Work to be completed — Check each line of the listing below for the string "screenshot", and give only how many lines hold it.

Data for this task —
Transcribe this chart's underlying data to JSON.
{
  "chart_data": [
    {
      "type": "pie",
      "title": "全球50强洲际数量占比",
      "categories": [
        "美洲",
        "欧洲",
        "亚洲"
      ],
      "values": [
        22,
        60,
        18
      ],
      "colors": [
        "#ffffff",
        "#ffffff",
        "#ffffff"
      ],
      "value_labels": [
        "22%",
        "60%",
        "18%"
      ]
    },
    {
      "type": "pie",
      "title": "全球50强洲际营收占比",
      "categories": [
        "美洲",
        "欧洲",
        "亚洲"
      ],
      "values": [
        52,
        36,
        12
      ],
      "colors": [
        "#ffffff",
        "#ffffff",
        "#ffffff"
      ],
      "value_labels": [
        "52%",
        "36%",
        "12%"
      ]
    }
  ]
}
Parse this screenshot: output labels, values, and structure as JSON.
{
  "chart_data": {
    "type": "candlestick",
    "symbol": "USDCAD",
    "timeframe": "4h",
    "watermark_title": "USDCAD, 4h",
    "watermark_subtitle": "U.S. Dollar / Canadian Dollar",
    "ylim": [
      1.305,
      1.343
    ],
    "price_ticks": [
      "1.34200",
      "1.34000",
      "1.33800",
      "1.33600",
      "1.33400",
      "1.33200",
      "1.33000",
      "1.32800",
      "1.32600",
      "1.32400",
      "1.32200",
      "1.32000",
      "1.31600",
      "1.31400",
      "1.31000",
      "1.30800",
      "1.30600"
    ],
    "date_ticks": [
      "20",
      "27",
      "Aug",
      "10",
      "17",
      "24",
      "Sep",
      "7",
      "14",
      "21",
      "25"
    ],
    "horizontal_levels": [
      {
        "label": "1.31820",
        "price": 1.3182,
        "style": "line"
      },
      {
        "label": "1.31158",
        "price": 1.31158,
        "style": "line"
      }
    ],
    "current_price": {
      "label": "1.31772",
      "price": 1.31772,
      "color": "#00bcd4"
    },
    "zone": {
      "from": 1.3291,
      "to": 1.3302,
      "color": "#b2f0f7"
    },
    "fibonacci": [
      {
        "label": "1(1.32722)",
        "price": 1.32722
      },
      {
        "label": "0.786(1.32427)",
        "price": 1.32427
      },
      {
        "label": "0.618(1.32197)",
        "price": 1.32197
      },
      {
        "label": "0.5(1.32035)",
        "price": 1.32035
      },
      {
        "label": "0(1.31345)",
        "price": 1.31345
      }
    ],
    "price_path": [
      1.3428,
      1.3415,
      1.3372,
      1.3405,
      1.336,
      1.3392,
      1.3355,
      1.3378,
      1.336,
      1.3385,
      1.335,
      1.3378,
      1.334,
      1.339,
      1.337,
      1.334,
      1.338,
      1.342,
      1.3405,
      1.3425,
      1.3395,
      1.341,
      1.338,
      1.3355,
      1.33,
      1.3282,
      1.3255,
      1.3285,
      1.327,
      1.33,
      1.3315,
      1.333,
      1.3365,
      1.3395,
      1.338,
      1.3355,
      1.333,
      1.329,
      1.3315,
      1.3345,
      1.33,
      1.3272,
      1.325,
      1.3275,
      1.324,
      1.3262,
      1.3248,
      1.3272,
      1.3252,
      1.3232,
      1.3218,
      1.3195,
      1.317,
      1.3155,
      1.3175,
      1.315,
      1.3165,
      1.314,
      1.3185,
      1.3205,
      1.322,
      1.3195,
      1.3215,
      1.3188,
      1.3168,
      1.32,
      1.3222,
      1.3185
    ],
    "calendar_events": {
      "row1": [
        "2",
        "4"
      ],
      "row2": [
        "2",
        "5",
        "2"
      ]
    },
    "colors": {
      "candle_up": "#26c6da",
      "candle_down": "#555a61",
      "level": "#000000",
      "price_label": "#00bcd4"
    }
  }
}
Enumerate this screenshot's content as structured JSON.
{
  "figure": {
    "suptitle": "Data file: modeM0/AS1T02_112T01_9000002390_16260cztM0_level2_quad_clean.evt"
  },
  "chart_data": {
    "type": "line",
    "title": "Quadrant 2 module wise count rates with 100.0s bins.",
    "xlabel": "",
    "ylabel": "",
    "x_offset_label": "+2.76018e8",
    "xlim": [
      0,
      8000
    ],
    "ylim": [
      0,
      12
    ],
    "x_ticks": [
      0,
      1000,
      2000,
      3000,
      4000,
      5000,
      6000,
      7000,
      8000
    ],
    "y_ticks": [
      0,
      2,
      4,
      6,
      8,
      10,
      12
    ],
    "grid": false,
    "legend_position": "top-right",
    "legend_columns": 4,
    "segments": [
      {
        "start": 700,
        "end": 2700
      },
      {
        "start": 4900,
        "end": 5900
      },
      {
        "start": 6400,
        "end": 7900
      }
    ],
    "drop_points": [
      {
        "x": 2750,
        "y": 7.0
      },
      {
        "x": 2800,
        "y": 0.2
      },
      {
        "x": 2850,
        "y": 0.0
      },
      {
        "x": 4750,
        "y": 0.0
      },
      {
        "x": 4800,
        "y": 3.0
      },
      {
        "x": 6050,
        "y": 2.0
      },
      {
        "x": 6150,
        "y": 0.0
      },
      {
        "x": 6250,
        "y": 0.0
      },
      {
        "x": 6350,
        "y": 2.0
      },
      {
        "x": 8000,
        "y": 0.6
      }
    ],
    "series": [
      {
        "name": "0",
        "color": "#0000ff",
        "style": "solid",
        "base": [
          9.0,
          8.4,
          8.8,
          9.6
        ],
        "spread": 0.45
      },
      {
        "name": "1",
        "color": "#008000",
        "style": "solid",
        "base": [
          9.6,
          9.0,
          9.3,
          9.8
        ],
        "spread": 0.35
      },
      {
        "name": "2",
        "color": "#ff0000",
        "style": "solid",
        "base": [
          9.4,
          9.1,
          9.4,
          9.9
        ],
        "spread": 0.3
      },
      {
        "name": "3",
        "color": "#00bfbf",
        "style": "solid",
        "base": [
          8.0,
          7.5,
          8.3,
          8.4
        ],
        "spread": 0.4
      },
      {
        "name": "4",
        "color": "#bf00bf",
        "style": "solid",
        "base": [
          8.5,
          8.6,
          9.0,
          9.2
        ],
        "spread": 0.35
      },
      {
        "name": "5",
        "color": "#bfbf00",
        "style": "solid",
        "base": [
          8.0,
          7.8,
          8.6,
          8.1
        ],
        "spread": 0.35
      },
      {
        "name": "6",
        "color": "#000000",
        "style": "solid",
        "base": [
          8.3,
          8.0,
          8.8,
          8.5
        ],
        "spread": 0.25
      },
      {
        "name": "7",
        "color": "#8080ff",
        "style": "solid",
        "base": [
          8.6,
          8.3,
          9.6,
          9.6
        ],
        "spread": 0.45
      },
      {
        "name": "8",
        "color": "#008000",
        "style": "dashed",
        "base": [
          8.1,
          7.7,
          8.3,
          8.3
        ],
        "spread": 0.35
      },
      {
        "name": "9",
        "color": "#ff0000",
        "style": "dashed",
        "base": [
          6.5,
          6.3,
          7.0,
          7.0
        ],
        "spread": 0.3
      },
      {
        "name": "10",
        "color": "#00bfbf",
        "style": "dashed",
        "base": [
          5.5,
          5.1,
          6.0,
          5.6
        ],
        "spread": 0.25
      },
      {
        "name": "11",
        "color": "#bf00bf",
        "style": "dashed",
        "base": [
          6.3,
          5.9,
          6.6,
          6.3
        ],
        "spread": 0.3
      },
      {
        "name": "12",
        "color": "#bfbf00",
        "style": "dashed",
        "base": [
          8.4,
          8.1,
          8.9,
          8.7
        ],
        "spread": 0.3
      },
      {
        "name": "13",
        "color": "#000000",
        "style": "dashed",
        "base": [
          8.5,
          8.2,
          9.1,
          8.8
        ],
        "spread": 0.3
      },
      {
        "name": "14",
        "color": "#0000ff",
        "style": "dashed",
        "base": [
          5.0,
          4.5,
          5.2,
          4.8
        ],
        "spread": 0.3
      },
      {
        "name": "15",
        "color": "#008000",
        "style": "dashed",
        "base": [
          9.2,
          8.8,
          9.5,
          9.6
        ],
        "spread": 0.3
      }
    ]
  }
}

Exercise result — 2